(Bounding box entries)
--- begin ---

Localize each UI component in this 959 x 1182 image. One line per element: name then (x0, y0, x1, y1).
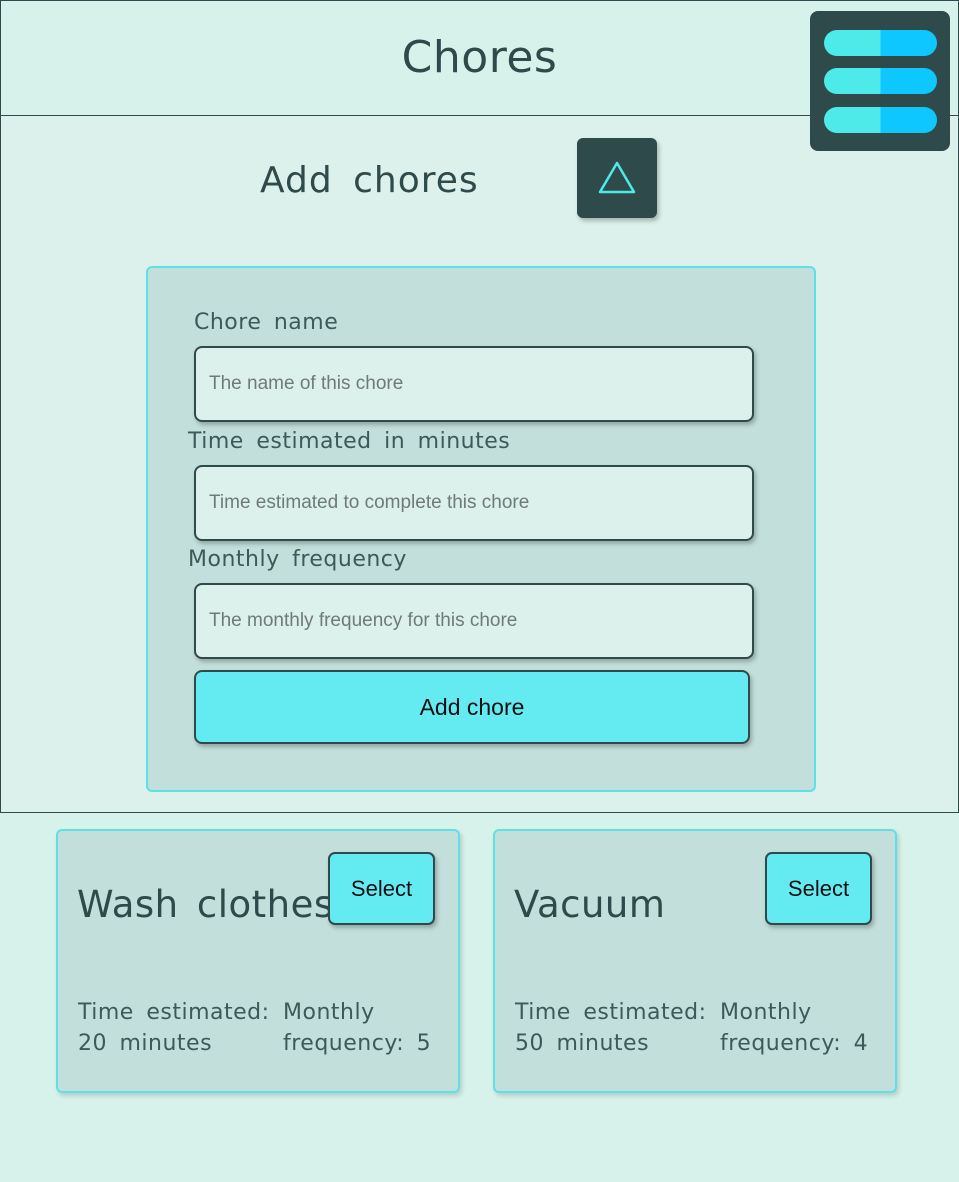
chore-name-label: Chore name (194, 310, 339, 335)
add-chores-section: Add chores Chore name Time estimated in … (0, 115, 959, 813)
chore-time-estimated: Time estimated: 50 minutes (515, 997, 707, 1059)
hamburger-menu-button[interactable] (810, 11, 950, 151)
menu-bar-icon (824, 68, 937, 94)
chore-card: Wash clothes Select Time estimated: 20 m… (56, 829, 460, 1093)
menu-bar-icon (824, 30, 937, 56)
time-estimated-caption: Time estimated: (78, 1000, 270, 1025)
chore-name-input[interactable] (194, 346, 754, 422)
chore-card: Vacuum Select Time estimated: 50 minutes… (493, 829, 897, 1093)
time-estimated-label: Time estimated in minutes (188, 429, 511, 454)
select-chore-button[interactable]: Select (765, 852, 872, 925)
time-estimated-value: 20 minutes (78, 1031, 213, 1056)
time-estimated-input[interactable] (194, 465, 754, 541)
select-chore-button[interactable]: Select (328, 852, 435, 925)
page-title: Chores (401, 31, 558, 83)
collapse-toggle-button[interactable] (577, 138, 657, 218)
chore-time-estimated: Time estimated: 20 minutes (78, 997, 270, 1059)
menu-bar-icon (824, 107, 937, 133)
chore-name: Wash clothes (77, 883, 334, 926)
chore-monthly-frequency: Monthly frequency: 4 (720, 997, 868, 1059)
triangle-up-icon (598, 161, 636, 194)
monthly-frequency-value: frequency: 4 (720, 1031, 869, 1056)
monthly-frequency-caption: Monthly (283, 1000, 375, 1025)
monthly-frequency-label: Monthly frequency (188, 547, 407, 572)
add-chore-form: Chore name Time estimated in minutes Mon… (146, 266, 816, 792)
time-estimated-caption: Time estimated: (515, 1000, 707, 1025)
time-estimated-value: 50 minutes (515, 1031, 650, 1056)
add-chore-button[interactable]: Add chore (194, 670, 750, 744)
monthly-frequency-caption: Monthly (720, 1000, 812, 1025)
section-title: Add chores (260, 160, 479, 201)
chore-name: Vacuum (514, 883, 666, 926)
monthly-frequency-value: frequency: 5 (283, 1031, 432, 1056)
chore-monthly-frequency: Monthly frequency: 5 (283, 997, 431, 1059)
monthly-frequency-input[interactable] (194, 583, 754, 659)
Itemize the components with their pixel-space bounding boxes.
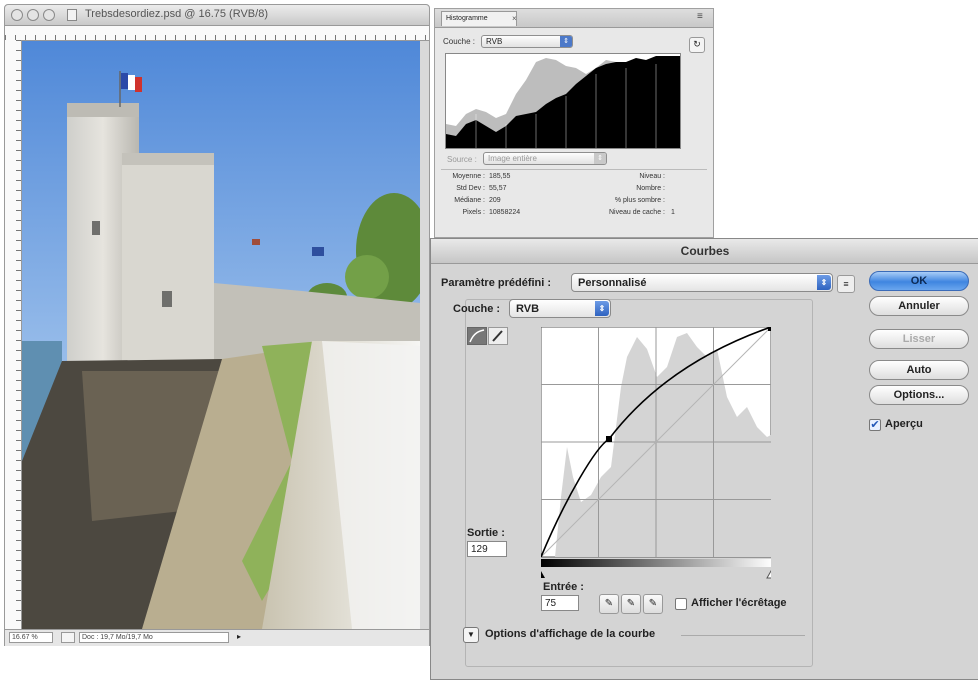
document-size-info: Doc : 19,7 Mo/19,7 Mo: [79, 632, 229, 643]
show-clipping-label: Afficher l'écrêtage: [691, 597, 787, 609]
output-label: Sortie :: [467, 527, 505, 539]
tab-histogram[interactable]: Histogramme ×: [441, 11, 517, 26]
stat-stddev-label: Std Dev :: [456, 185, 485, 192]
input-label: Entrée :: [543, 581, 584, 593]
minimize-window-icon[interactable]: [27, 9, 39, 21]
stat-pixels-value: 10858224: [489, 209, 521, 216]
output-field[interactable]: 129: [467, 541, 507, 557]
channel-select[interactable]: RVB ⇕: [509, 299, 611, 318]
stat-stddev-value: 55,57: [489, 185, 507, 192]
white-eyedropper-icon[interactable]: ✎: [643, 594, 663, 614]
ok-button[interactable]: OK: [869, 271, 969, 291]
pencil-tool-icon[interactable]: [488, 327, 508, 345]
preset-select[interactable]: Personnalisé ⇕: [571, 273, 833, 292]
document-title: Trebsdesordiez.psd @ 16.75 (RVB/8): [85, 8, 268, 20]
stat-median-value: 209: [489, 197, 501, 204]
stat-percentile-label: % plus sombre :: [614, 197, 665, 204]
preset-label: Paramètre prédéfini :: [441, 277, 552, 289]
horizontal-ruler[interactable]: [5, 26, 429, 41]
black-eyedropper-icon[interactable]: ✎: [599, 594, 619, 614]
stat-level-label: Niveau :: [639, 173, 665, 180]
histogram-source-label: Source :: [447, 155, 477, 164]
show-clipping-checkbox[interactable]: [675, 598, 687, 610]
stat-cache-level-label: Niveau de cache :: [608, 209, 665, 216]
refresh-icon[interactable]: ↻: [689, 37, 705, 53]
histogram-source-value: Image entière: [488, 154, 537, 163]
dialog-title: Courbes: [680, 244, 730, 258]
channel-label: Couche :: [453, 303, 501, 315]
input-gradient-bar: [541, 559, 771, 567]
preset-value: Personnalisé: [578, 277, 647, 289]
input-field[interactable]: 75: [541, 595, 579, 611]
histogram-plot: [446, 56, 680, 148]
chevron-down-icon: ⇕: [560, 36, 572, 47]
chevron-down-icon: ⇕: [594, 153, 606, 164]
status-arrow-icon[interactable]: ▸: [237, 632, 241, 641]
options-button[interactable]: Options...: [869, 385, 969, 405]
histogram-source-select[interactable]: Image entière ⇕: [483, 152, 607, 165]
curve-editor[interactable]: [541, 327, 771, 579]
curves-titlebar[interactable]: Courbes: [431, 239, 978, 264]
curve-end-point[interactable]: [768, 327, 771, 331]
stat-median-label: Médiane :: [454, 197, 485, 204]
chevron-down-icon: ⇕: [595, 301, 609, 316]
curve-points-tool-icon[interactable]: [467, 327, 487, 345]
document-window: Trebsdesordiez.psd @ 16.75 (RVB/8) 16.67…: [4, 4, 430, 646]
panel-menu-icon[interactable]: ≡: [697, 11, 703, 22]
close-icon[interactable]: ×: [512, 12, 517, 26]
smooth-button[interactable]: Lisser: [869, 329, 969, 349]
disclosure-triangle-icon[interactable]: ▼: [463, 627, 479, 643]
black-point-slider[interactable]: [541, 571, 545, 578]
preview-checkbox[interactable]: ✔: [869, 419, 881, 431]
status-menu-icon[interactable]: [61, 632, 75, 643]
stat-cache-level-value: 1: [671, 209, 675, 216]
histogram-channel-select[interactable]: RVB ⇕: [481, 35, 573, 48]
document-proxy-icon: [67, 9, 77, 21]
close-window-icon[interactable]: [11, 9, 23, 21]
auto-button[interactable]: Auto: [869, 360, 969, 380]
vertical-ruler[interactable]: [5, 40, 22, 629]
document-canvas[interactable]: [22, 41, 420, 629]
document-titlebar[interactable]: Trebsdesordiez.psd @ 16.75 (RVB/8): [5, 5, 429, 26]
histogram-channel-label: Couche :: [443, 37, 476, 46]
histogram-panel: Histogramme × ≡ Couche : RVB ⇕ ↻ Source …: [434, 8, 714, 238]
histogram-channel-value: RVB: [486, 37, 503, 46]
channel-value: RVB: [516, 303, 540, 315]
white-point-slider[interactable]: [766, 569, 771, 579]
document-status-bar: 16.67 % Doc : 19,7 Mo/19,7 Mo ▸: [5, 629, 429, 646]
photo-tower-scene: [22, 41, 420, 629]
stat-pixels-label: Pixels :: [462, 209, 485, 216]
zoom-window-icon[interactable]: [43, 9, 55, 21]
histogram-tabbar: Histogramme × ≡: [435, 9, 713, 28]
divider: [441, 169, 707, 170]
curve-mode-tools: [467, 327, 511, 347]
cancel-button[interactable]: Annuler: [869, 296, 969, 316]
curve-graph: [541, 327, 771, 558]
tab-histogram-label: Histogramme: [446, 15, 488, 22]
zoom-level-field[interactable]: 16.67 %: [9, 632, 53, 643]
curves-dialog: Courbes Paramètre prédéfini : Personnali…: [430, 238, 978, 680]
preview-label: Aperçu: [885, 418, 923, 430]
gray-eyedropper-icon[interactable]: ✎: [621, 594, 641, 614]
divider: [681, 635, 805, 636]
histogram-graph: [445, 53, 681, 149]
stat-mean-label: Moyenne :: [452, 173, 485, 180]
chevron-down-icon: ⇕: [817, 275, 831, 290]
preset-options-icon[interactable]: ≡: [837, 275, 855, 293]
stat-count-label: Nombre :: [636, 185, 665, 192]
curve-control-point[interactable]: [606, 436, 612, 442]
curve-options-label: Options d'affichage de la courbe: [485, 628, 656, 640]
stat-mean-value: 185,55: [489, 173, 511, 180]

--- end ---
--- begin ---

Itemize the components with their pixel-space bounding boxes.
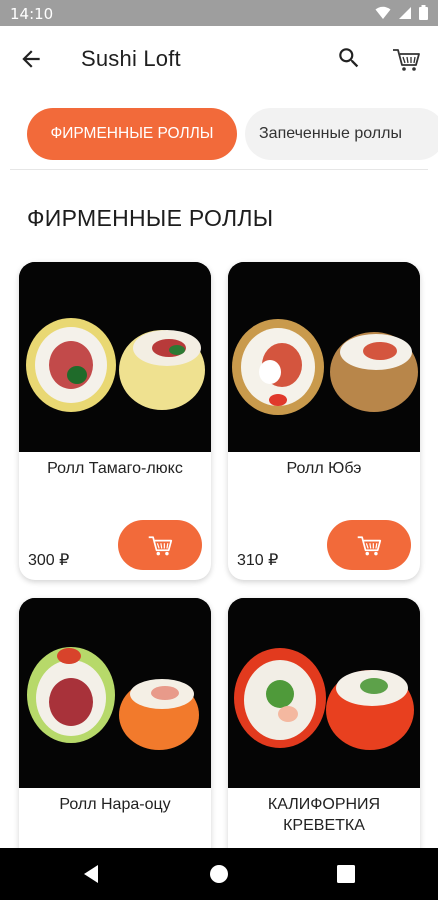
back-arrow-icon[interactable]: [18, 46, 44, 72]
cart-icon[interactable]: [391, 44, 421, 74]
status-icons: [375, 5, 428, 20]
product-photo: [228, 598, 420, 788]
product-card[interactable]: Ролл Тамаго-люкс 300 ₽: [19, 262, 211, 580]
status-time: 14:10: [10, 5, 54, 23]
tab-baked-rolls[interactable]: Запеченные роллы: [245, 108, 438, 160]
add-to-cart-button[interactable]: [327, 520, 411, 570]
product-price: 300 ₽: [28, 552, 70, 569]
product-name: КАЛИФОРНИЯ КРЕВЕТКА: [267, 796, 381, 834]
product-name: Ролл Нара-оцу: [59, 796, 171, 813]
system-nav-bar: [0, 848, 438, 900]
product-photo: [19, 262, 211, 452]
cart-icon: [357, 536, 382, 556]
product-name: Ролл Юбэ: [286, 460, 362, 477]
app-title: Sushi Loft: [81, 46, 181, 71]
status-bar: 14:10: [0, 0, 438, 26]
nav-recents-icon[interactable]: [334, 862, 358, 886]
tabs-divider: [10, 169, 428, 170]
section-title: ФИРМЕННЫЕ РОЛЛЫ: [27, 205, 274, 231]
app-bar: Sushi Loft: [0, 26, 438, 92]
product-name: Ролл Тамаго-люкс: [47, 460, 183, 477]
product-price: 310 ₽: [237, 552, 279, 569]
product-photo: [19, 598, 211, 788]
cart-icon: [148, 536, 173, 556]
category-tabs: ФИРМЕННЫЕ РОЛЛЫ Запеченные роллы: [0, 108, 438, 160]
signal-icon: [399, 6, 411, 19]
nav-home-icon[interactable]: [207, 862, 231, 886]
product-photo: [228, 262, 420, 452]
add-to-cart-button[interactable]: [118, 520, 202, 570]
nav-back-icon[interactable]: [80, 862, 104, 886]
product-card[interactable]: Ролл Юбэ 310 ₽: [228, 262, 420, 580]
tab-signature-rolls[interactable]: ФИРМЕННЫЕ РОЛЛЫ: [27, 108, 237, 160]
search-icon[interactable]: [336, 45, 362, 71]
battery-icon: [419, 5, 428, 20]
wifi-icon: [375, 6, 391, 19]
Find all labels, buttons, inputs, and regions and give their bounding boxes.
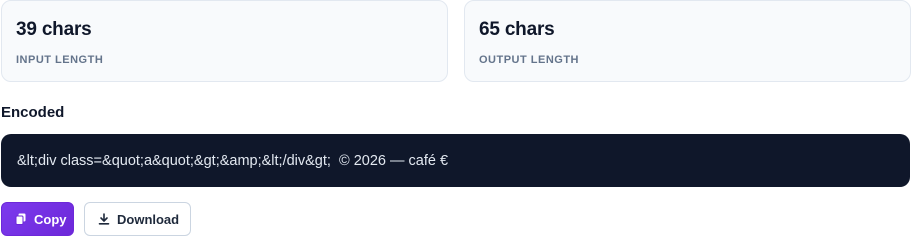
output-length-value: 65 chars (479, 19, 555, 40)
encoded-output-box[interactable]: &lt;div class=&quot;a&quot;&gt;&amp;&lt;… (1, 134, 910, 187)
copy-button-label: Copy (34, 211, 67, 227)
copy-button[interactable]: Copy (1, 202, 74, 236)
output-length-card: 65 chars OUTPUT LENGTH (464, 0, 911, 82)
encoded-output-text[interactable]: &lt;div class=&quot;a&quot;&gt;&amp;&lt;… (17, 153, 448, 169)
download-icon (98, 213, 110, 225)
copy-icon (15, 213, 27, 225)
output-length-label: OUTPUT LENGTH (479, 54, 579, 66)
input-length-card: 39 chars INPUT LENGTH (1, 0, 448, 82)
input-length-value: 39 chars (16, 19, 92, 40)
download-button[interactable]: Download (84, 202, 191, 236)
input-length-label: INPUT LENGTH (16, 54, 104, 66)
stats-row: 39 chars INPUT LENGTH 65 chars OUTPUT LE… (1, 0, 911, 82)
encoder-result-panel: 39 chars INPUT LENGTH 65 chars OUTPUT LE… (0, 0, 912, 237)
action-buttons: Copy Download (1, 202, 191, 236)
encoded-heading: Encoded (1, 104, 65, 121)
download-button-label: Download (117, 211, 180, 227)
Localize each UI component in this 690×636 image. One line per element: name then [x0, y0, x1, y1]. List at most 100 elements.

--- end ---

▸ WHAT TO DO:
Can you convert the entries from the line containing "document-size-info: Doc : 19,7" through the line containing "tab-histogram[interactable]: Histogramme ×: [441, 11, 517, 26]" into a JSON list of strings, one string per line and no blank lines?

▸ WRITTEN RESPONSE:
[
  "document-size-info: Doc : 19,7 Mo/19,7 Mo: [79, 632, 229, 643]",
  "show-clipping-label: Afficher l'écrêtage: [691, 597, 787, 609]",
  "output-label: Sortie :: [467, 527, 505, 539]",
  "tab-histogram[interactable]: Histogramme ×: [441, 11, 517, 26]"
]